Read the lines below and count those that have the word "recurring". Respond with the number only.

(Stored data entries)
==================================================

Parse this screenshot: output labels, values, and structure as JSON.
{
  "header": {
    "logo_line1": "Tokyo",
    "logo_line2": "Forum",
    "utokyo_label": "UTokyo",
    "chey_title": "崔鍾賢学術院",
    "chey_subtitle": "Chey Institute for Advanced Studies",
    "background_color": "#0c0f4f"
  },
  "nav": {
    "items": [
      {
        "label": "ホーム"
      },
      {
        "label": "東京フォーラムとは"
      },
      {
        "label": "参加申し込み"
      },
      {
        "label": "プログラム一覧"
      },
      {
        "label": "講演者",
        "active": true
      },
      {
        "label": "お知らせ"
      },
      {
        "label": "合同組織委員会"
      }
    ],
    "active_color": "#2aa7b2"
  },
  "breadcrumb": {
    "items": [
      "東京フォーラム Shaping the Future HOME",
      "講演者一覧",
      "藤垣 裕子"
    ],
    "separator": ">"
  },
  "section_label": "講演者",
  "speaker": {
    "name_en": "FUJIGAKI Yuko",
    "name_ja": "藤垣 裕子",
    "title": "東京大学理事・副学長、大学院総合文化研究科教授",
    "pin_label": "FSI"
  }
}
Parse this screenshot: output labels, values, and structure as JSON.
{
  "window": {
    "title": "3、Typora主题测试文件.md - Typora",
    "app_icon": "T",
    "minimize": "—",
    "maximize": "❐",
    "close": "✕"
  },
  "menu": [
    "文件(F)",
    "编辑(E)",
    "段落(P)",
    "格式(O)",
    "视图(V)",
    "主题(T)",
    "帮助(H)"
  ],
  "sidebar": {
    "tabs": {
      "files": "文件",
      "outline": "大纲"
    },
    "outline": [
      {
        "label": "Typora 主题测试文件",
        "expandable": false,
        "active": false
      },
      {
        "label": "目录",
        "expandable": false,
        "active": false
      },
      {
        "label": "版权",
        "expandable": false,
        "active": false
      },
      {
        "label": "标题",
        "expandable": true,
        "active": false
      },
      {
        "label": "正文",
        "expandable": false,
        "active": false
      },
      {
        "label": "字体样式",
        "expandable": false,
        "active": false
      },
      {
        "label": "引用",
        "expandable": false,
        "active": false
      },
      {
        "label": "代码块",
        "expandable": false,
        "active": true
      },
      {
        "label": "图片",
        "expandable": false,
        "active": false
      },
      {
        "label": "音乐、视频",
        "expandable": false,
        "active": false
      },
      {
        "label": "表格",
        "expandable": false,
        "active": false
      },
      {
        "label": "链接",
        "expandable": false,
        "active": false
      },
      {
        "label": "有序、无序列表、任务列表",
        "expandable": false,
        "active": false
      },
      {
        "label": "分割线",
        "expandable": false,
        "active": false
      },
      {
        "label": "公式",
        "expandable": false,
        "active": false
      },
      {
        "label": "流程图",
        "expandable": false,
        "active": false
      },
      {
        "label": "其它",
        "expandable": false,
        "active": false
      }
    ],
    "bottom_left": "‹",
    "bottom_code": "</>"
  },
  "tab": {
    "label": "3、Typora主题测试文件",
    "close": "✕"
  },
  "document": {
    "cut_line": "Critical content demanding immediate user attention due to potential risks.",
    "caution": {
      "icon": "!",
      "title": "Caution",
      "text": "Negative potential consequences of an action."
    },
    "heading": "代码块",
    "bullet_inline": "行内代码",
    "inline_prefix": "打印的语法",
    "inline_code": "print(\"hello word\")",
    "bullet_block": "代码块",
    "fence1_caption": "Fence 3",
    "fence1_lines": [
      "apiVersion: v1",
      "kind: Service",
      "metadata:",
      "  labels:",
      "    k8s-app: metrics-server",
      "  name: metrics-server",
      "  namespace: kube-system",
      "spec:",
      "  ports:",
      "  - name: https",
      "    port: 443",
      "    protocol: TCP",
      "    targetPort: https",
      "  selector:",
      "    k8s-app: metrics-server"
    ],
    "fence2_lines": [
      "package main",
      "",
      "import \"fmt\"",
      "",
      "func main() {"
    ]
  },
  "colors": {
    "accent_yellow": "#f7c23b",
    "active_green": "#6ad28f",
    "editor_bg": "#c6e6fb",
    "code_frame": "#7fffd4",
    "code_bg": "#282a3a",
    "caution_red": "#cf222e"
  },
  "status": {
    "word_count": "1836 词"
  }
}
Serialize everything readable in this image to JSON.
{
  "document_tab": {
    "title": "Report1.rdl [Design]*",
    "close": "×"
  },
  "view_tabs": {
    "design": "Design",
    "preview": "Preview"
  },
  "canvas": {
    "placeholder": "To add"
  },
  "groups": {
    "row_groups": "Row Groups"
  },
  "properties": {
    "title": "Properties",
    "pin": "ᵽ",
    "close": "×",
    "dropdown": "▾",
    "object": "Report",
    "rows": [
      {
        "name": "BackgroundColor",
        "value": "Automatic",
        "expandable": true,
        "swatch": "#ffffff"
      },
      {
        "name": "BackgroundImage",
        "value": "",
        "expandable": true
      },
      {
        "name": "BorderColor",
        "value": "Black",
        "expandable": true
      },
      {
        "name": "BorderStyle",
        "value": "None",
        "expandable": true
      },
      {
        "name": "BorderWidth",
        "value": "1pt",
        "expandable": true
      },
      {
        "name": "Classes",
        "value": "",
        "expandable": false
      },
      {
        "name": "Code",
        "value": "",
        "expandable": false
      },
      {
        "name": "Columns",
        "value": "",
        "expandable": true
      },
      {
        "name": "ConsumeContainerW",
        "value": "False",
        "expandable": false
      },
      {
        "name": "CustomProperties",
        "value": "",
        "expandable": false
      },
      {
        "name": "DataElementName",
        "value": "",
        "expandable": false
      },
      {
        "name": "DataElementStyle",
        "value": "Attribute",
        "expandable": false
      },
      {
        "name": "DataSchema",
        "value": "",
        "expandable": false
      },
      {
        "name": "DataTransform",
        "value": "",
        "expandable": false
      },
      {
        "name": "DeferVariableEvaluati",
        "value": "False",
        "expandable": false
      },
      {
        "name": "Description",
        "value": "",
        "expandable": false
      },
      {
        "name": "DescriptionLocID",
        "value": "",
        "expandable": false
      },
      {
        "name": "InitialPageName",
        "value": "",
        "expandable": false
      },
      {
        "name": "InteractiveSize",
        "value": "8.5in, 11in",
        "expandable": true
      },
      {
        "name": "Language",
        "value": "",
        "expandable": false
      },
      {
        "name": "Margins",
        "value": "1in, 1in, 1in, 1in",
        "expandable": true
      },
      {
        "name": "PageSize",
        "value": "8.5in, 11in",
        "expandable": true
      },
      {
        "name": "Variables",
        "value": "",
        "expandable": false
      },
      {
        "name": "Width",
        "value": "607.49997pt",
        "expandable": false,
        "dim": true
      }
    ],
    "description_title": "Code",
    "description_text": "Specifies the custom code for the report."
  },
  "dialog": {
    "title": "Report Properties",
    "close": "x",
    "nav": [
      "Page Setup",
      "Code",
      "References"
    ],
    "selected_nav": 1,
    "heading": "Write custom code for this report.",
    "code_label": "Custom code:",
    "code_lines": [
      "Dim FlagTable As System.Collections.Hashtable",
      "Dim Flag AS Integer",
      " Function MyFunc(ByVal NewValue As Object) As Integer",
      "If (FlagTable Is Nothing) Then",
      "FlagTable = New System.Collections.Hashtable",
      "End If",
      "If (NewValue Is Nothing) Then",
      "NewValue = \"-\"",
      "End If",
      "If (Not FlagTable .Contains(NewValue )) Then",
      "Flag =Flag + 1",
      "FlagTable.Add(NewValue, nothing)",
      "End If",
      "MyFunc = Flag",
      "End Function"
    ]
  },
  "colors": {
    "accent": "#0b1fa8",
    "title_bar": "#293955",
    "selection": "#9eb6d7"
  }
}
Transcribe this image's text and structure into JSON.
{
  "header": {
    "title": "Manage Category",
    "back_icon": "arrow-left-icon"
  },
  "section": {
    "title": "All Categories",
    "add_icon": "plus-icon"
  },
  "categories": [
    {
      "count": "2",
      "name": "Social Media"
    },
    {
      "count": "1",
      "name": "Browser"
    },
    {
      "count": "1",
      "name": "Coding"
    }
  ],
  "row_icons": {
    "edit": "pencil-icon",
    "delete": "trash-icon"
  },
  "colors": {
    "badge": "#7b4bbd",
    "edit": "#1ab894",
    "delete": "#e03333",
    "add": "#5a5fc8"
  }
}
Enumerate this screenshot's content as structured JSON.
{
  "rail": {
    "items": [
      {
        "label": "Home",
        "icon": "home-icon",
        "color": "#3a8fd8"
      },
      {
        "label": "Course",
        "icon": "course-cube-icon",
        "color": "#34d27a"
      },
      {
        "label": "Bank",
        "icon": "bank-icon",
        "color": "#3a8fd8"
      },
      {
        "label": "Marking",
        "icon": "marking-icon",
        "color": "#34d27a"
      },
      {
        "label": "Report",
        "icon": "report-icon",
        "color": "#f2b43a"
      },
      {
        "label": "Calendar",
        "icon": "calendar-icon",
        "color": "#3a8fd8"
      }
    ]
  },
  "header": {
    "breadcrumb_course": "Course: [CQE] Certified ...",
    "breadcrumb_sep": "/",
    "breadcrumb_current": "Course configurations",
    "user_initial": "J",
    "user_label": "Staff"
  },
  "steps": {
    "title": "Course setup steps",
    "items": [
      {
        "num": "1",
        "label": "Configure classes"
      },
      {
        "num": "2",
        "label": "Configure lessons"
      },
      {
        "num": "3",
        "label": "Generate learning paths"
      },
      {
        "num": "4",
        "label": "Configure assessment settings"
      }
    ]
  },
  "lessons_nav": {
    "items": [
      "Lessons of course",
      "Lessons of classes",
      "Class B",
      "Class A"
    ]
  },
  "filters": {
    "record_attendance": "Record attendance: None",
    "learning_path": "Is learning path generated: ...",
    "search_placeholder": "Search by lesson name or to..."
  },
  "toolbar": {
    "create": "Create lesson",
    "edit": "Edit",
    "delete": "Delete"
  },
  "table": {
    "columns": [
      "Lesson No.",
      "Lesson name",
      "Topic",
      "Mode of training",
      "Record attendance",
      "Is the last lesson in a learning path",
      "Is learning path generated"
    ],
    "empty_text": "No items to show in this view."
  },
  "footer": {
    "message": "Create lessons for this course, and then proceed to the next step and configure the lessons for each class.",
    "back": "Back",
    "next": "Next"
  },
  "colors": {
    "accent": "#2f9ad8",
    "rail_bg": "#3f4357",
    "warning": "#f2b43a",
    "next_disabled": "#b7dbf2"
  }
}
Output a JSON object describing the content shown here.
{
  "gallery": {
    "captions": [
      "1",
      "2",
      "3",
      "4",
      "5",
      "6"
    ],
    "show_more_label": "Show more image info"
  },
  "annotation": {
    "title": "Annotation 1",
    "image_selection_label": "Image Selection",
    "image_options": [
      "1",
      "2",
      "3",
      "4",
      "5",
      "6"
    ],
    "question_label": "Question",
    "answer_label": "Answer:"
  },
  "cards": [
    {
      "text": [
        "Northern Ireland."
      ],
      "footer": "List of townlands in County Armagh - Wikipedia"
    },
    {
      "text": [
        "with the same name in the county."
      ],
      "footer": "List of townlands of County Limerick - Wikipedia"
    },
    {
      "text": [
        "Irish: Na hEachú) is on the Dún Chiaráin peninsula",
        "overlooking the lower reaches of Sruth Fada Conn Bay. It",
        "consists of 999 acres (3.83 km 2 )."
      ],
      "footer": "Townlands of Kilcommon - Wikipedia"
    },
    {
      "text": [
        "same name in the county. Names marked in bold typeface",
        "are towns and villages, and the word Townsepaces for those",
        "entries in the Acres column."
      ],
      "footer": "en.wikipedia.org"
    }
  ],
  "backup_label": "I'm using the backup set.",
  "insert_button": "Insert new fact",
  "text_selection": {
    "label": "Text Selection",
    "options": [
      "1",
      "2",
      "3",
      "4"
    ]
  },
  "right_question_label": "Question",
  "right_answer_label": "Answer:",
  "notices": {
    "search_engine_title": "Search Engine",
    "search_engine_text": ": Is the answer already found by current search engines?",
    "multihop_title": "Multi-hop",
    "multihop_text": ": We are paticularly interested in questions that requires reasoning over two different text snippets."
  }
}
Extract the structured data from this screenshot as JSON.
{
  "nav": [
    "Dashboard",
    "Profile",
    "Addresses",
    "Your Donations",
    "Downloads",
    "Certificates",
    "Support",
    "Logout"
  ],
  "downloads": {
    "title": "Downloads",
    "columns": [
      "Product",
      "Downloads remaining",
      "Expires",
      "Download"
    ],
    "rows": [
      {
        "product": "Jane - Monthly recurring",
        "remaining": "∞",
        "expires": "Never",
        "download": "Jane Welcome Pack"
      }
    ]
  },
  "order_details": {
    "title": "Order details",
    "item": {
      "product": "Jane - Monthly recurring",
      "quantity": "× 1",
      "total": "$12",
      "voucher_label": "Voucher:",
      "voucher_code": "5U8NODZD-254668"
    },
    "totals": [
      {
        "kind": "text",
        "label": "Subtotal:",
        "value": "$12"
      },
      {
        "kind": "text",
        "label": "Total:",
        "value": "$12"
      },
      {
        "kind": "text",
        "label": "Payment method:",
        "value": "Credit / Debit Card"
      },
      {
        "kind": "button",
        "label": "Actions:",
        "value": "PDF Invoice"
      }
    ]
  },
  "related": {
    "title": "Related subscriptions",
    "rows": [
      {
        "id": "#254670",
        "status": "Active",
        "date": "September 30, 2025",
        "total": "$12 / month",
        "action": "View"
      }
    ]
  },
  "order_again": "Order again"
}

==================================================

WRITTEN ANSWER ::
2